▶ **Written exercise**
Extract the full set of records that follows, word for word.

-- Begin Data extract --

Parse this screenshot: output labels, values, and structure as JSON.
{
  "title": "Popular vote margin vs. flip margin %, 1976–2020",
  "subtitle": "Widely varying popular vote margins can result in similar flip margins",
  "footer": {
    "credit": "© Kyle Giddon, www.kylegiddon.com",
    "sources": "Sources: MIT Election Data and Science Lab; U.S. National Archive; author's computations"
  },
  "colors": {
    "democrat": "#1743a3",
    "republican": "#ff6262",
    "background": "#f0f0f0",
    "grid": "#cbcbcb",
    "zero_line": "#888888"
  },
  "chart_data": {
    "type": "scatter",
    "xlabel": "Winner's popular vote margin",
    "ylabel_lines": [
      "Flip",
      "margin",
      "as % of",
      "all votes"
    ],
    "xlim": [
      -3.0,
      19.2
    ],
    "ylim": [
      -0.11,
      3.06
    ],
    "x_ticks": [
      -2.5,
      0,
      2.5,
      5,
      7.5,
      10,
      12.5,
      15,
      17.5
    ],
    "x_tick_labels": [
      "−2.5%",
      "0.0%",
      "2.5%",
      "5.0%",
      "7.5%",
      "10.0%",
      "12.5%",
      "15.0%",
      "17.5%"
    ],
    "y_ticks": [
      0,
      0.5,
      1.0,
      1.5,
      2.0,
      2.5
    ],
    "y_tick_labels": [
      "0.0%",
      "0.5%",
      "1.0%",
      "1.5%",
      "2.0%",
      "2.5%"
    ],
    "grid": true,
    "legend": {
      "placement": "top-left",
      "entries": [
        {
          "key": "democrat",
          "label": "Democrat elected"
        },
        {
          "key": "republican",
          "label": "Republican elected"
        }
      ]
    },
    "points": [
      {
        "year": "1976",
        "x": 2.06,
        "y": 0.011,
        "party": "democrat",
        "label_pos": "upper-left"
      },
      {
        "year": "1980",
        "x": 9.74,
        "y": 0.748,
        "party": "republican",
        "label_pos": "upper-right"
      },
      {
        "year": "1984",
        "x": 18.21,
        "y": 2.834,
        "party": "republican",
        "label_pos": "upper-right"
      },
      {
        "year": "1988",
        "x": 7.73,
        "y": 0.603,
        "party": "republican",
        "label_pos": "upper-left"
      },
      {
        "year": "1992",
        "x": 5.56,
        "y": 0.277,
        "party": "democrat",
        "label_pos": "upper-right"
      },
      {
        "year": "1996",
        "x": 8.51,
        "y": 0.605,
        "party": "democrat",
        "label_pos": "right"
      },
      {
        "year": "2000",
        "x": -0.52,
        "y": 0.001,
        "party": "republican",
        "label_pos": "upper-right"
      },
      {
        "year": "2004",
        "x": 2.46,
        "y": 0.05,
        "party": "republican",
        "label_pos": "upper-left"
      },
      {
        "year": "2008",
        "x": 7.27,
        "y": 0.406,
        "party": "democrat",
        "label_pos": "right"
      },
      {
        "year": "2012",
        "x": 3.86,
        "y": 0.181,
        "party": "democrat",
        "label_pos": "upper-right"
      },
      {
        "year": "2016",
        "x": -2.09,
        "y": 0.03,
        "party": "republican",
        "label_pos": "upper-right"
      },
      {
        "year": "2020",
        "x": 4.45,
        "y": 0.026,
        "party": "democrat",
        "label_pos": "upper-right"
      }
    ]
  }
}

-- End Data extract --

▶ **Exercise output**
Parse this screenshot: output labels, values, and structure as JSON.
{
  "title": "Popular vote margin vs. flip margin %, 1976–2020",
  "subtitle": "Widely varying popular vote margins can result in similar flip margins",
  "footer": {
    "credit": "© Kyle Giddon, www.kylegiddon.com",
    "sources": "Sources: MIT Election Data and Science Lab; U.S. National Archive; author's computations"
  },
  "colors": {
    "democrat": "#1743a3",
    "republican": "#ff6262",
    "background": "#f0f0f0",
    "grid": "#cbcbcb",
    "zero_line": "#888888"
  },
  "chart_data": {
    "type": "scatter",
    "xlabel": "Winner's popular vote margin",
    "ylabel_lines": [
      "Flip",
      "margin",
      "as % of",
      "all votes"
    ],
    "xlim": [
      -3.0,
      19.2
    ],
    "ylim": [
      -0.11,
      3.06
    ],
    "x_ticks": [
      -2.5,
      0,
      2.5,
      5,
      7.5,
      10,
      12.5,
      15,
      17.5
    ],
    "x_tick_labels": [
      "−2.5%",
      "0.0%",
      "2.5%",
      "5.0%",
      "7.5%",
      "10.0%",
      "12.5%",
      "15.0%",
      "17.5%"
    ],
    "y_ticks": [
      0,
      0.5,
      1.0,
      1.5,
      2.0,
      2.5
    ],
    "y_tick_labels": [
      "0.0%",
      "0.5%",
      "1.0%",
      "1.5%",
      "2.0%",
      "2.5%"
    ],
    "grid": true,
    "legend": {
      "placement": "top-left",
      "entries": [
        {
          "key": "democrat",
          "label": "Democrat elected"
        },
        {
          "key": "republican",
          "label": "Republican elected"
        }
      ]
    },
    "points": [
      {
        "year": "1976",
        "x": 2.06,
        "y": 0.011,
        "party": "democrat",
        "label_pos": "upper-left"
      },
      {
        "year": "1980",
        "x": 9.74,
        "y": 0.748,
        "party": "republican",
        "label_pos": "upper-right"
      },
      {
        "year": "1984",
        "x": 18.21,
        "y": 2.834,
        "party": "republican",
        "label_pos": "upper-right"
      },
      {
        "year": "1988",
        "x": 7.73,
        "y": 0.603,
        "party": "republican",
        "label_pos": "upper-left"
      },
      {
        "year": "1992",
        "x": 5.56,
        "y": 0.277,
        "party": "democrat",
        "label_pos": "upper-right"
      },
      {
        "year": "1996",
        "x": 8.51,
        "y": 0.605,
        "party": "democrat",
        "label_pos": "right"
      },
      {
        "year": "2000",
        "x": -0.52,
        "y": 0.001,
        "party": "republican",
        "label_pos": "upper-right"
      },
      {
        "year": "2004",
        "x": 2.46,
        "y": 0.05,
        "party": "republican",
        "label_pos": "upper-left"
      },
      {
        "year": "2008",
        "x": 7.27,
        "y": 0.406,
        "party": "democrat",
        "label_pos": "right"
      },
      {
        "year": "2012",
        "x": 3.86,
        "y": 0.181,
        "party": "democrat",
        "label_pos": "upper-right"
      },
      {
        "year": "2016",
        "x": -2.09,
        "y": 0.03,
        "party": "republican",
        "label_pos": "upper-right"
      },
      {
        "year": "2020",
        "x": 4.45,
        "y": 0.026,
        "party": "democrat",
        "label_pos": "upper-right"
      }
    ]
  }
}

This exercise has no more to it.